* [Records supplied]
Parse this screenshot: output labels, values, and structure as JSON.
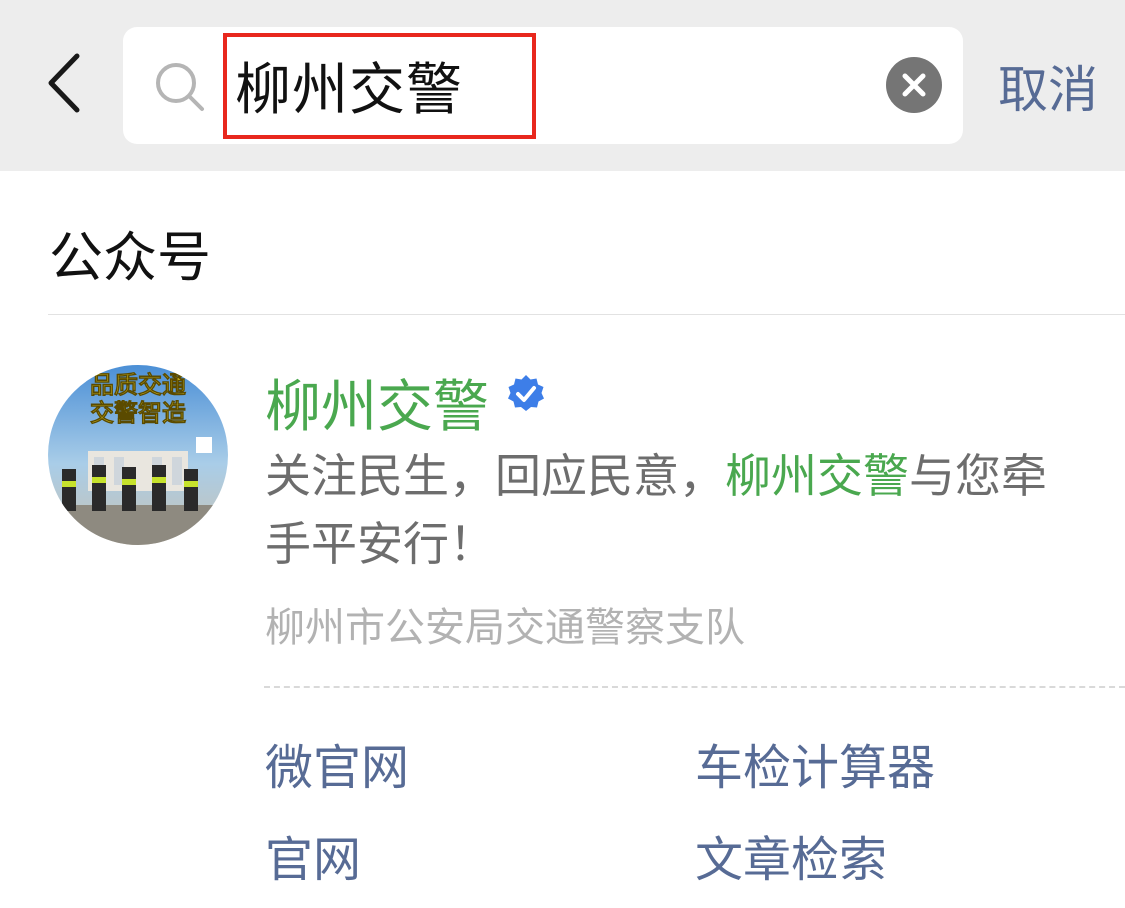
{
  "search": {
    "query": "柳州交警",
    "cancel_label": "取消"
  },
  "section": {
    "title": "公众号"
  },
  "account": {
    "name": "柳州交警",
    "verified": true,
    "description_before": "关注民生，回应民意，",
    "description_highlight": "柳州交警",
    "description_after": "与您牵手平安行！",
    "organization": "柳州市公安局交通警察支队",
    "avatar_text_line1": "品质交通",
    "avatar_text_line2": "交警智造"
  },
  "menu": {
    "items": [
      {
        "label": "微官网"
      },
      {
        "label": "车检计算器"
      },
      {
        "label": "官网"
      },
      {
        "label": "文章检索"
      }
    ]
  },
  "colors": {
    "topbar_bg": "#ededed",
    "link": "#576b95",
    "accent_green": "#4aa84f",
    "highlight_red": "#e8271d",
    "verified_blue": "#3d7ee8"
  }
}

* [Work instructions] Retype each entry precisely. Skip images entirely.

* [Solved exercise]
Parse this screenshot: output labels, values, and structure as JSON.
{
  "search": {
    "query": "柳州交警",
    "cancel_label": "取消"
  },
  "section": {
    "title": "公众号"
  },
  "account": {
    "name": "柳州交警",
    "verified": true,
    "description_before": "关注民生，回应民意，",
    "description_highlight": "柳州交警",
    "description_after": "与您牵手平安行！",
    "organization": "柳州市公安局交通警察支队",
    "avatar_text_line1": "品质交通",
    "avatar_text_line2": "交警智造"
  },
  "menu": {
    "items": [
      {
        "label": "微官网"
      },
      {
        "label": "车检计算器"
      },
      {
        "label": "官网"
      },
      {
        "label": "文章检索"
      }
    ]
  },
  "colors": {
    "topbar_bg": "#ededed",
    "link": "#576b95",
    "accent_green": "#4aa84f",
    "highlight_red": "#e8271d",
    "verified_blue": "#3d7ee8"
  }
}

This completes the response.